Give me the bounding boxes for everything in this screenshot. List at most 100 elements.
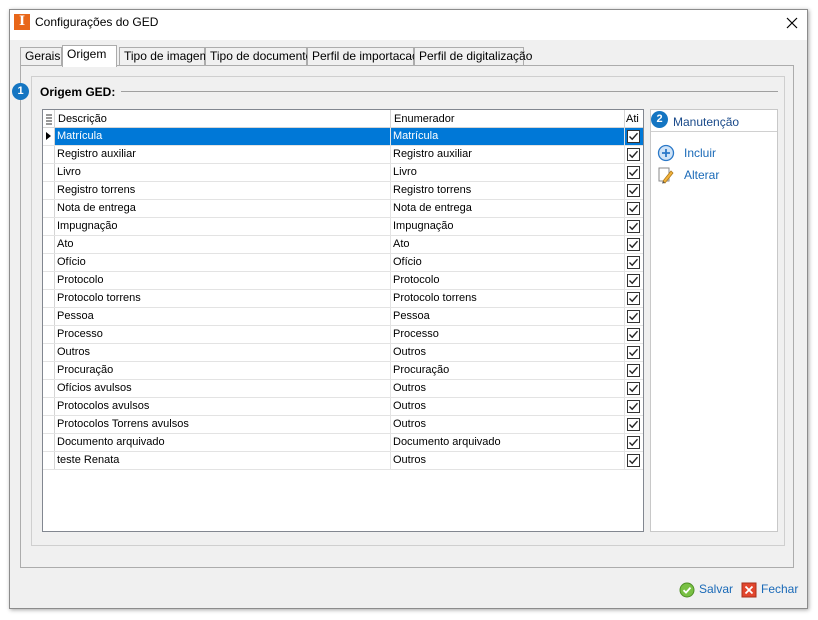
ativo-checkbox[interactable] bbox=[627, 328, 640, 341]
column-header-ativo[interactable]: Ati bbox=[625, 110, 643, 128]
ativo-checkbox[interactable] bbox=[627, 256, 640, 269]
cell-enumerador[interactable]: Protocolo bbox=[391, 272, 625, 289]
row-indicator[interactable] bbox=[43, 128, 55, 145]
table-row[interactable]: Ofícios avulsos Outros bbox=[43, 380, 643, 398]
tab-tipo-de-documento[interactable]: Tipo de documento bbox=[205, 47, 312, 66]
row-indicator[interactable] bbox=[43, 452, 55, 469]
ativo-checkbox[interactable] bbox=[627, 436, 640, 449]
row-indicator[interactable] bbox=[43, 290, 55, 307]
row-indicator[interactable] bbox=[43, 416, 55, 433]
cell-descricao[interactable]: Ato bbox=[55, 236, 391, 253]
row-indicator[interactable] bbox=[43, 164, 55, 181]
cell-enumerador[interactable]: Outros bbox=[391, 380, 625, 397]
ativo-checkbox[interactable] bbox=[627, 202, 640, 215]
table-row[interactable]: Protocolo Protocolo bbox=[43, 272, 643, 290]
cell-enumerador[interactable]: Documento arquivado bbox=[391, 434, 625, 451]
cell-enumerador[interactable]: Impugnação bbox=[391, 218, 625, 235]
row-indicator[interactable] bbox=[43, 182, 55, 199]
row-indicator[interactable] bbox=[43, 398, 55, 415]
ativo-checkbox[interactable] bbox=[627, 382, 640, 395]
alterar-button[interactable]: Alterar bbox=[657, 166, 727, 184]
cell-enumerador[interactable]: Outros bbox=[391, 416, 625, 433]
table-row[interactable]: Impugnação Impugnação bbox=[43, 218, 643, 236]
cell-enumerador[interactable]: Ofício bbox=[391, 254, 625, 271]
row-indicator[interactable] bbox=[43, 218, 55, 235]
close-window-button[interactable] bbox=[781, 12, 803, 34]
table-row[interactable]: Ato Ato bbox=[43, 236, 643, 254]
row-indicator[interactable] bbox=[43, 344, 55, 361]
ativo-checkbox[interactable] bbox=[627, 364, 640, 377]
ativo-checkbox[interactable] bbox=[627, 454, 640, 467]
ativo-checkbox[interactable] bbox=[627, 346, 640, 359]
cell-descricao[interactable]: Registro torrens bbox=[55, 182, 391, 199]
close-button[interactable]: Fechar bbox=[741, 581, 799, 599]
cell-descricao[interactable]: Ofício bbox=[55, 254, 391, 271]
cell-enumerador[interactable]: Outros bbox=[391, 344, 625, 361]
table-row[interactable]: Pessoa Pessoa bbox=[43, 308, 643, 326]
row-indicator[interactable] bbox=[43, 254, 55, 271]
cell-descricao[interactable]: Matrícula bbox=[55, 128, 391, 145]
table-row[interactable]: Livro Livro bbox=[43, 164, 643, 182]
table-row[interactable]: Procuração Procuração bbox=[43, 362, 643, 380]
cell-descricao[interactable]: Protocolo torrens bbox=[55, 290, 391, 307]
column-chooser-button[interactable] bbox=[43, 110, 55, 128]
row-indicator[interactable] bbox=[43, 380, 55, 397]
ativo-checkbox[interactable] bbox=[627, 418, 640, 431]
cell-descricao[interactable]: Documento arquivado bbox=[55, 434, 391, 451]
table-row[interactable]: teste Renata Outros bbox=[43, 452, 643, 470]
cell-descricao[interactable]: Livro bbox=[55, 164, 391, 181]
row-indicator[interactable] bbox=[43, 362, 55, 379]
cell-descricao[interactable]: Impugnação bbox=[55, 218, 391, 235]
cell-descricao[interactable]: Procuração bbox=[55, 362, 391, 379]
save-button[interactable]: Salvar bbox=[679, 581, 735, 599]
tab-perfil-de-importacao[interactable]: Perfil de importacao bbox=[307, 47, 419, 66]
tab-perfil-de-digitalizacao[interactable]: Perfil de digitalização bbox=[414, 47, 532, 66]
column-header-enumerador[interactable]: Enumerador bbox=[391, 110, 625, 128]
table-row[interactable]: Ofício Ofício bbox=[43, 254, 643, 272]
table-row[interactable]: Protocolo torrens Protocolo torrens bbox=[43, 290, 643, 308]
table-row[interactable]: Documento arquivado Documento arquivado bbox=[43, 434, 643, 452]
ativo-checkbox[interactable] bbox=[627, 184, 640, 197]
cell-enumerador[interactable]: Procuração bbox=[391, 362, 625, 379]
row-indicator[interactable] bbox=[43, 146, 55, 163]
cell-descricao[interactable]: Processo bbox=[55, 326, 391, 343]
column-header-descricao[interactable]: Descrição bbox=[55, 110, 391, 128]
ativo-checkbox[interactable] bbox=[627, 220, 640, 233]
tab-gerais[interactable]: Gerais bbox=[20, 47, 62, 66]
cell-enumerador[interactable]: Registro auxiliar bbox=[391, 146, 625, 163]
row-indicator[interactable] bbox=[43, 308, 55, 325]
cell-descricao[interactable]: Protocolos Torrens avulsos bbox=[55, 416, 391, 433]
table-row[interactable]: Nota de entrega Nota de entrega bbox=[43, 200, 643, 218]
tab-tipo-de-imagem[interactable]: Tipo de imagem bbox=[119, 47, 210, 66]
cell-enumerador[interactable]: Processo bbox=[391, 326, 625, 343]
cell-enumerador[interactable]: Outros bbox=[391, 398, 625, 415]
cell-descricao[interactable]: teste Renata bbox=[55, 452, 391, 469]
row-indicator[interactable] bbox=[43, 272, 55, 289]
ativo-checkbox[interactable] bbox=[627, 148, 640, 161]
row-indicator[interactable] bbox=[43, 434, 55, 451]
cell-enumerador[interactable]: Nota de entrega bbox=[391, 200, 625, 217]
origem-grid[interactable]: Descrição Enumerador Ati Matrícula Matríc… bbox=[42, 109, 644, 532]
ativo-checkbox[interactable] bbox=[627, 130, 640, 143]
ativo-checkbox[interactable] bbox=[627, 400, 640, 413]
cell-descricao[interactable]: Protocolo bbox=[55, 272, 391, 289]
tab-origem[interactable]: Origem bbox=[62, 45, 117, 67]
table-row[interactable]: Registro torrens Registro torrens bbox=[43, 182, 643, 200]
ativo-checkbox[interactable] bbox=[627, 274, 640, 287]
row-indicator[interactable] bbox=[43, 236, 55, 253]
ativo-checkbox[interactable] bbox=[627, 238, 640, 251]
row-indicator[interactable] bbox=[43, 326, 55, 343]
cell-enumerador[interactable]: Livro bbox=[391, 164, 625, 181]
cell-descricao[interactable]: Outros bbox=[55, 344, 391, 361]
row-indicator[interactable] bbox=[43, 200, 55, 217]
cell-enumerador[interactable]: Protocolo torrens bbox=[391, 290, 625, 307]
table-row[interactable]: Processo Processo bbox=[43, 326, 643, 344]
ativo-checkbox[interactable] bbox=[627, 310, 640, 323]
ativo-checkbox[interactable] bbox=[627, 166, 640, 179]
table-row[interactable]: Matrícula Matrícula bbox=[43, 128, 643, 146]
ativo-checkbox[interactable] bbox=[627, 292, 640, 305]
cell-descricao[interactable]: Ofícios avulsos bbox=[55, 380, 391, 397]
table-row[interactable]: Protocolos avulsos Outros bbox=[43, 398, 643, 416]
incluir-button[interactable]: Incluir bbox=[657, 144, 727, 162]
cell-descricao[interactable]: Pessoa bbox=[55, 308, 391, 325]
--
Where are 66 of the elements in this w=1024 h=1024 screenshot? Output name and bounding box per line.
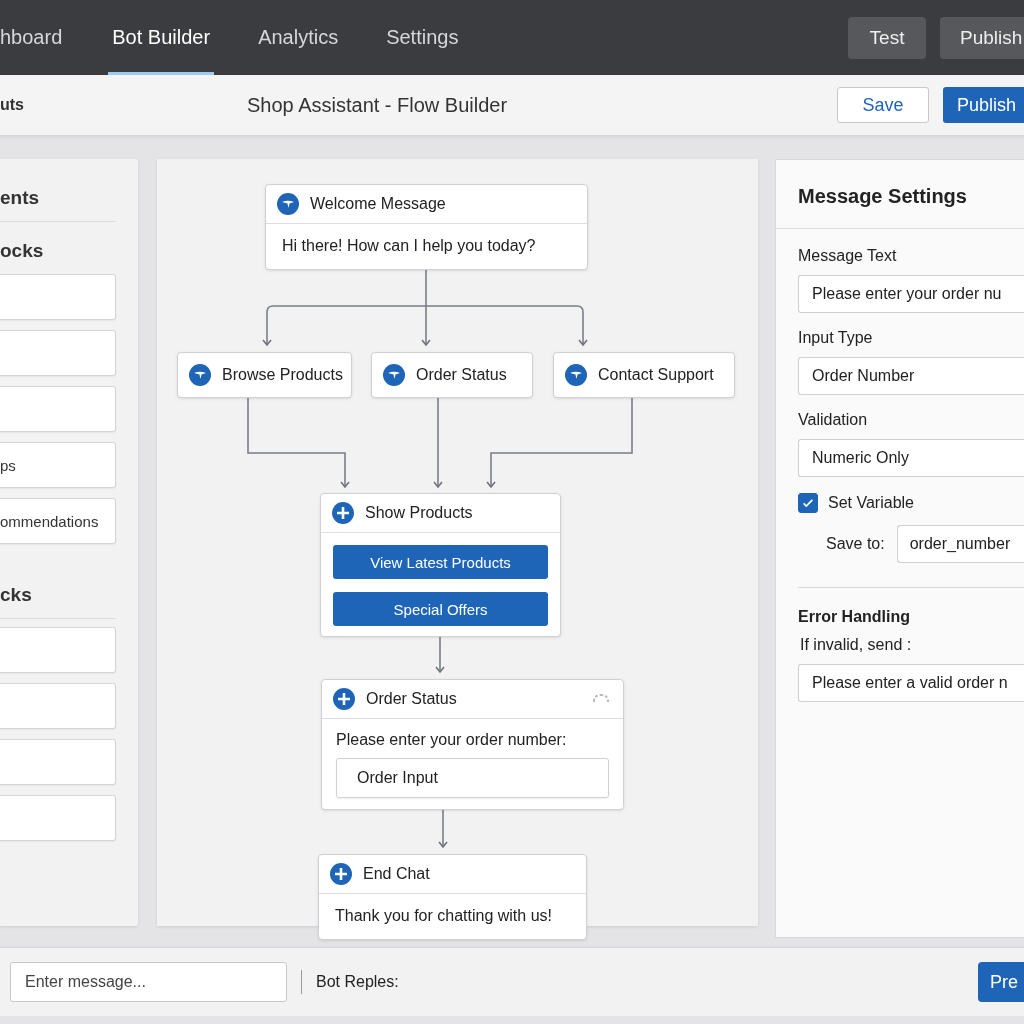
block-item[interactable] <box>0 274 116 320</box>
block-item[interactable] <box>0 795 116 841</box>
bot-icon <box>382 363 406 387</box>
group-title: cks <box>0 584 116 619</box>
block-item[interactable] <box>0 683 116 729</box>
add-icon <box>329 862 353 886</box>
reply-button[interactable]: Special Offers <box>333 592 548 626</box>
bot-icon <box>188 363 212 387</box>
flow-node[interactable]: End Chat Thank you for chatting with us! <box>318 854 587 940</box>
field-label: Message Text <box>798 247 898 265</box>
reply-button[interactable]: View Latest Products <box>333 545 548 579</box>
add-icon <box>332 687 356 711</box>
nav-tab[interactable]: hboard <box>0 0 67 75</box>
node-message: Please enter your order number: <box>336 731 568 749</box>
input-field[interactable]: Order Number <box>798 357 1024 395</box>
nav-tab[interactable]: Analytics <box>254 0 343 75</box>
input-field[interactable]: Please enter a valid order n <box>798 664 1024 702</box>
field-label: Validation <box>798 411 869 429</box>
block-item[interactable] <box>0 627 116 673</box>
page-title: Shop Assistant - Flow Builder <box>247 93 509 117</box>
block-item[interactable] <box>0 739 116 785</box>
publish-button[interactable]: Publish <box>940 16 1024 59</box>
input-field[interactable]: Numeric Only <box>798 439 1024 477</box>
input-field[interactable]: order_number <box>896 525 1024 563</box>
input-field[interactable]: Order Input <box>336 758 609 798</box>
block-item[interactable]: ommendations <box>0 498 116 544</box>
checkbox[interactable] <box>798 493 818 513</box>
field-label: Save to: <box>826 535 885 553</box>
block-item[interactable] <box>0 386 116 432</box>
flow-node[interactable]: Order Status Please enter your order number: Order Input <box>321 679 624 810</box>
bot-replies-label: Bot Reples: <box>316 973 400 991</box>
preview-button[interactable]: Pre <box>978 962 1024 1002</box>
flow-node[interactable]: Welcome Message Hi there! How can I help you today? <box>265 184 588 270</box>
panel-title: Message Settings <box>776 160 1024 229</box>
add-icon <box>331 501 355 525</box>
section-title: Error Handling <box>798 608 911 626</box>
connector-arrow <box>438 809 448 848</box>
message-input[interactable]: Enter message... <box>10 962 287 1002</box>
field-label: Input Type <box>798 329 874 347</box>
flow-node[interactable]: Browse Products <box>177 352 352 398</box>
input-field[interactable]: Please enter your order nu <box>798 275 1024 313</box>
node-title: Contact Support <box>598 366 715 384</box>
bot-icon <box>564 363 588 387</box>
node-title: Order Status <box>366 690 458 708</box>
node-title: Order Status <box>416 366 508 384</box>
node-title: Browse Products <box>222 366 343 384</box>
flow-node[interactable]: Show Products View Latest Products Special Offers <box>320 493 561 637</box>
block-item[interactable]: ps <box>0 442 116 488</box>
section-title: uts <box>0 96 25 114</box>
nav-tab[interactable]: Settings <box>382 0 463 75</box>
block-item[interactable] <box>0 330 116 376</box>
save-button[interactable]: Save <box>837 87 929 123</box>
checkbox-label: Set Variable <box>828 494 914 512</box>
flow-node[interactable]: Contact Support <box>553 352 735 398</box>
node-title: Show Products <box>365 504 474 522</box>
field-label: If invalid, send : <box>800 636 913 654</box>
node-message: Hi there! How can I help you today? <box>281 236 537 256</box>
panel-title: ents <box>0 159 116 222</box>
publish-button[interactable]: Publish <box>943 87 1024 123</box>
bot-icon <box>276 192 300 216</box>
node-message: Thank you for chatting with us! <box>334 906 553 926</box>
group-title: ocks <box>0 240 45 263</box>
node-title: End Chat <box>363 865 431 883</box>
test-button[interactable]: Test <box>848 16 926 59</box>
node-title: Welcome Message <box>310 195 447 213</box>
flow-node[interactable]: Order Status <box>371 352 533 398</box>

### Exercise goal:
Reproduce, unchanged, the stretch of data from the line containing "block-item[interactable] <box>0 274" through the line containing "page-title: Shop Assistant", including both of those lines.

### Written answer:
block-item[interactable] <box>0 274 116 320</box>
block-item[interactable] <box>0 795 116 841</box>
bot-icon <box>382 363 406 387</box>
group-title: cks <box>0 584 116 619</box>
block-item[interactable] <box>0 683 116 729</box>
add-icon <box>329 862 353 886</box>
reply-button[interactable]: Special Offers <box>333 592 548 626</box>
bot-icon <box>188 363 212 387</box>
flow-node[interactable]: End Chat Thank you for chatting with us! <box>318 854 587 940</box>
field-label: Message Text <box>798 247 898 265</box>
reply-button[interactable]: View Latest Products <box>333 545 548 579</box>
add-icon <box>332 687 356 711</box>
nav-tab[interactable]: hboard <box>0 0 67 75</box>
node-message: Please enter your order number: <box>336 731 568 749</box>
input-field[interactable]: Order Number <box>798 357 1024 395</box>
nav-tab[interactable]: Analytics <box>254 0 343 75</box>
input-field[interactable]: Please enter a valid order n <box>798 664 1024 702</box>
field-label: Validation <box>798 411 869 429</box>
block-item[interactable] <box>0 627 116 673</box>
page-title: Shop Assistant - Flow Builder <box>247 93 509 117</box>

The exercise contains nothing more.